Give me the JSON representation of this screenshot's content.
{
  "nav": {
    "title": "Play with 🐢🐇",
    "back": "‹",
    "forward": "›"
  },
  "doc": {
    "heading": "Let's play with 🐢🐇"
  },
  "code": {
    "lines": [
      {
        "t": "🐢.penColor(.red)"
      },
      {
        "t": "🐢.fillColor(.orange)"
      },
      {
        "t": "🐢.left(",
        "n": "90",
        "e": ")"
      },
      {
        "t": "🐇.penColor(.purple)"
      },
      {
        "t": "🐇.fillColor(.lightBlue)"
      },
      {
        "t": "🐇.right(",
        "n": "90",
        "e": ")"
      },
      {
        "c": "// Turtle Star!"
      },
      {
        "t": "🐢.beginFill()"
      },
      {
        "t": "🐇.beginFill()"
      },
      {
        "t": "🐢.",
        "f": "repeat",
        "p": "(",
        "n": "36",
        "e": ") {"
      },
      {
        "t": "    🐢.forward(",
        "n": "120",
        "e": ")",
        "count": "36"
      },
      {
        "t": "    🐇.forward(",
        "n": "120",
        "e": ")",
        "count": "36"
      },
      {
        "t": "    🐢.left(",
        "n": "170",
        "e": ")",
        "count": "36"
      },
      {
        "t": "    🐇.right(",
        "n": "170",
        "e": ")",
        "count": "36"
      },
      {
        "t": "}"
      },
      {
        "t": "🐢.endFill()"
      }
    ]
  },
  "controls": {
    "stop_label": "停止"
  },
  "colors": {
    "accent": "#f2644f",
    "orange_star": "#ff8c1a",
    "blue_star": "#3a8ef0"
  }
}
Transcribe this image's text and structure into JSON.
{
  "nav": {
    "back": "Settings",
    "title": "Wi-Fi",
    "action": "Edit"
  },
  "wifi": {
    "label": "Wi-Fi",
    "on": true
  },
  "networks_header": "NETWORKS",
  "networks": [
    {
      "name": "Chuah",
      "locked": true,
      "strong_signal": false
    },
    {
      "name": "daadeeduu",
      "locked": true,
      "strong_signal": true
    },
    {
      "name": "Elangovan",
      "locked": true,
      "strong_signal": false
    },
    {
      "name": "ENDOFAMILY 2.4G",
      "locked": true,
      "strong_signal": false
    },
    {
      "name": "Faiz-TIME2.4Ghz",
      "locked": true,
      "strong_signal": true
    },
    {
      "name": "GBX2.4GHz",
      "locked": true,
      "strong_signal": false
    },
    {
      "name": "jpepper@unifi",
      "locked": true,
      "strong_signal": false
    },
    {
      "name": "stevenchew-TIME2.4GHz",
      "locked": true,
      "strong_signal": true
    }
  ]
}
****
All of the lines above need to be given again exactly.

Give me the JSON representation of this screenshot's content.
{
  "nav": {
    "title": "Play with 🐢🐇",
    "back": "‹",
    "forward": "›"
  },
  "doc": {
    "heading": "Let's play with 🐢🐇"
  },
  "code": {
    "lines": [
      {
        "t": "🐢.penColor(.red)"
      },
      {
        "t": "🐢.fillColor(.orange)"
      },
      {
        "t": "🐢.left(",
        "n": "90",
        "e": ")"
      },
      {
        "t": "🐇.penColor(.purple)"
      },
      {
        "t": "🐇.fillColor(.lightBlue)"
      },
      {
        "t": "🐇.right(",
        "n": "90",
        "e": ")"
      },
      {
        "c": "// Turtle Star!"
      },
      {
        "t": "🐢.beginFill()"
      },
      {
        "t": "🐇.beginFill()"
      },
      {
        "t": "🐢.",
        "f": "repeat",
        "p": "(",
        "n": "36",
        "e": ") {"
      },
      {
        "t": "    🐢.forward(",
        "n": "120",
        "e": ")",
        "count": "36"
      },
      {
        "t": "    🐇.forward(",
        "n": "120",
        "e": ")",
        "count": "36"
      },
      {
        "t": "    🐢.left(",
        "n": "170",
        "e": ")",
        "count": "36"
      },
      {
        "t": "    🐇.right(",
        "n": "170",
        "e": ")",
        "count": "36"
      },
      {
        "t": "}"
      },
      {
        "t": "🐢.endFill()"
      }
    ]
  },
  "controls": {
    "stop_label": "停止"
  },
  "colors": {
    "accent": "#f2644f",
    "orange_star": "#ff8c1a",
    "blue_star": "#3a8ef0"
  }
}
Transcribe this image's text and structure into JSON.
{
  "nav": {
    "back": "Settings",
    "title": "Wi-Fi",
    "action": "Edit"
  },
  "wifi": {
    "label": "Wi-Fi",
    "on": true
  },
  "networks_header": "NETWORKS",
  "networks": [
    {
      "name": "Chuah",
      "locked": true,
      "strong_signal": false
    },
    {
      "name": "daadeeduu",
      "locked": true,
      "strong_signal": true
    },
    {
      "name": "Elangovan",
      "locked": true,
      "strong_signal": false
    },
    {
      "name": "ENDOFAMILY 2.4G",
      "locked": true,
      "strong_signal": false
    },
    {
      "name": "Faiz-TIME2.4Ghz",
      "locked": true,
      "strong_signal": true
    },
    {
      "name": "GBX2.4GHz",
      "locked": true,
      "strong_signal": false
    },
    {
      "name": "jpepper@unifi",
      "locked": true,
      "strong_signal": false
    },
    {
      "name": "stevenchew-TIME2.4GHz",
      "locked": true,
      "strong_signal": true
    }
  ]
}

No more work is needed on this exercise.